#### THE REQUEST
Your task is to restate the data word for word.

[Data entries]
◆ ◆ ◆ ◆ ◆ ◆ ◆
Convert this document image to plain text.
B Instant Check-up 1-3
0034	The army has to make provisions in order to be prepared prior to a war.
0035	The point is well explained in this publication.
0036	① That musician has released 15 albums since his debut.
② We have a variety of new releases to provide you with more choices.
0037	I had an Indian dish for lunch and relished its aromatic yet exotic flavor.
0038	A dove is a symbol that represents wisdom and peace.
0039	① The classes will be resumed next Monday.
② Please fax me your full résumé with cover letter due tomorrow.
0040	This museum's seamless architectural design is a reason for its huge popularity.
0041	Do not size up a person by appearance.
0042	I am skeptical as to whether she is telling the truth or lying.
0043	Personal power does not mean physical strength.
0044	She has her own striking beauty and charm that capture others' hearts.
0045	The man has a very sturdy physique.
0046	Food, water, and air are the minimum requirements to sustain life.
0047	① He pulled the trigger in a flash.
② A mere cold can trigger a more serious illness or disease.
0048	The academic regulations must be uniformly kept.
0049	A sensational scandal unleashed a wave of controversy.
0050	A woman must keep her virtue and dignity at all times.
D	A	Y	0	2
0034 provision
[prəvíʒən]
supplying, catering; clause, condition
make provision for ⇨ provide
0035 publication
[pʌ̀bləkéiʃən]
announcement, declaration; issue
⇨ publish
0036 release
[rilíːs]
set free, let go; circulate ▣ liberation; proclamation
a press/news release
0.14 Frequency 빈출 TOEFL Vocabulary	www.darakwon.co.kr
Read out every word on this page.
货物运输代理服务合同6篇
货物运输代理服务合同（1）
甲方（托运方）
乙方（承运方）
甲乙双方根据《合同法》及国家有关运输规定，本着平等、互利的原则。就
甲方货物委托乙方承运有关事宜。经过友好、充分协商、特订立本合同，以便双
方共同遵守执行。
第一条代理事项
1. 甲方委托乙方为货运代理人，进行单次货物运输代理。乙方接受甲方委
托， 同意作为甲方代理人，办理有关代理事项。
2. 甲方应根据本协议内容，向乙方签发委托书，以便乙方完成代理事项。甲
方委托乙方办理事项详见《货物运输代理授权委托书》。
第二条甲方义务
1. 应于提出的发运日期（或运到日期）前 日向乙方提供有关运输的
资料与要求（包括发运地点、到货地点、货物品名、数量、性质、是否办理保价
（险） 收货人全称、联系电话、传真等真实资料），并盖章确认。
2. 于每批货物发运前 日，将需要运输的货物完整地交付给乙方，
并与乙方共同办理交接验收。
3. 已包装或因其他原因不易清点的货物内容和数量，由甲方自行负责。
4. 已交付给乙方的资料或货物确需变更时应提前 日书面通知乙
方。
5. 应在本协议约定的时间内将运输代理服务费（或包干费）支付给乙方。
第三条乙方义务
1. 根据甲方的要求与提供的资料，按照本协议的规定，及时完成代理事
◆ ◆ ◆ ◆ ◆ ◆ ◆
#### EXERCISE OUTPUT
Convert this document image to plain text.
B Instant Check-up 1-3
0034	The army has to make provisions in order to be prepared prior to a war.
0035	The point is well explained in this publication.
0036	① That musician has released 15 albums since his debut.
② We have a variety of new releases to provide you with more choices.
0037	I had an Indian dish for lunch and relished its aromatic yet exotic flavor.
0038	A dove is a symbol that represents wisdom and peace.
0039	① The classes will be resumed next Monday.
② Please fax me your full résumé with cover letter due tomorrow.
0040	This museum's seamless architectural design is a reason for its huge popularity.
0041	Do not size up a person by appearance.
0042	I am skeptical as to whether she is telling the truth or lying.
0043	Personal power does not mean physical strength.
0044	She has her own striking beauty and charm that capture others' hearts.
0045	The man has a very sturdy physique.
0046	Food, water, and air are the minimum requirements to sustain life.
0047	① He pulled the trigger in a flash.
② A mere cold can trigger a more serious illness or disease.
0048	The academic regulations must be uniformly kept.
0049	A sensational scandal unleashed a wave of controversy.
0050	A woman must keep her virtue and dignity at all times.
D	A	Y	0	2
0034 provision
[prəvíʒən]
supplying, catering; clause, condition
make provision for ⇨ provide
0035 publication
[pʌ̀bləkéiʃən]
announcement, declaration; issue
⇨ publish
0036 release
[rilíːs]
set free, let go; circulate ▣ liberation; proclamation
a press/news release
0.14 Frequency 빈출 TOEFL Vocabulary	www.darakwon.co.kr
Read out every word on this page.
货物运输代理服务合同6篇
货物运输代理服务合同（1）
甲方（托运方）
乙方（承运方）
甲乙双方根据《合同法》及国家有关运输规定，本着平等、互利的原则。就
甲方货物委托乙方承运有关事宜。经过友好、充分协商、特订立本合同，以便双
方共同遵守执行。
第一条代理事项
1. 甲方委托乙方为货运代理人，进行单次货物运输代理。乙方接受甲方委
托， 同意作为甲方代理人，办理有关代理事项。
2. 甲方应根据本协议内容，向乙方签发委托书，以便乙方完成代理事项。甲
方委托乙方办理事项详见《货物运输代理授权委托书》。
第二条甲方义务
1. 应于提出的发运日期（或运到日期）前 日向乙方提供有关运输的
资料与要求（包括发运地点、到货地点、货物品名、数量、性质、是否办理保价
（险） 收货人全称、联系电话、传真等真实资料），并盖章确认。
2. 于每批货物发运前 日，将需要运输的货物完整地交付给乙方，
并与乙方共同办理交接验收。
3. 已包装或因其他原因不易清点的货物内容和数量，由甲方自行负责。
4. 已交付给乙方的资料或货物确需变更时应提前 日书面通知乙
方。
5. 应在本协议约定的时间内将运输代理服务费（或包干费）支付给乙方。
第三条乙方义务
1. 根据甲方的要求与提供的资料，按照本协议的规定，及时完成代理事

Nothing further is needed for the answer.